Data records
========================================================================
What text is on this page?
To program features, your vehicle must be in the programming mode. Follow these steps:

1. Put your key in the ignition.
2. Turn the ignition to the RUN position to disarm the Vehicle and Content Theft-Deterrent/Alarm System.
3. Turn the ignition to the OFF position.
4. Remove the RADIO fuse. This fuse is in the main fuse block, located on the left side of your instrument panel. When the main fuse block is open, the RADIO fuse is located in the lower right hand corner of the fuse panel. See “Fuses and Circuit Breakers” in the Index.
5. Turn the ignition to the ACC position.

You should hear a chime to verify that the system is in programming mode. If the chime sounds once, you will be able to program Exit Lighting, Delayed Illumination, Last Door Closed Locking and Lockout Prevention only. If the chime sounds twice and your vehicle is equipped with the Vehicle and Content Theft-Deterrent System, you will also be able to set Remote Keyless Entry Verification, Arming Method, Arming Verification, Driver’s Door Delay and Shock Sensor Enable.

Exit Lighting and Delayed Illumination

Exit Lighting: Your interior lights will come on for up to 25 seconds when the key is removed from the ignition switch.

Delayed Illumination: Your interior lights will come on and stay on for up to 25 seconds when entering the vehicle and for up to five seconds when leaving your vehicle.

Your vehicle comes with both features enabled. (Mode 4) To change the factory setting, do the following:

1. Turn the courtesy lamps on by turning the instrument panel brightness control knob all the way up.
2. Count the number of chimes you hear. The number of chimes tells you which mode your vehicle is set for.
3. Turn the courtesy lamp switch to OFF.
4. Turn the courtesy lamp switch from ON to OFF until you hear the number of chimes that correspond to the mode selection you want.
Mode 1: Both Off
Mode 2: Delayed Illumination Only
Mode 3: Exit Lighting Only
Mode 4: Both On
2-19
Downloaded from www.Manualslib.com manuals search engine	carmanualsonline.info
========================================================================
**INSTRUCTION**
Find every line in the entries that includes the word "hear", then state how many there are and nothing else.

**FULL ANSWER**
3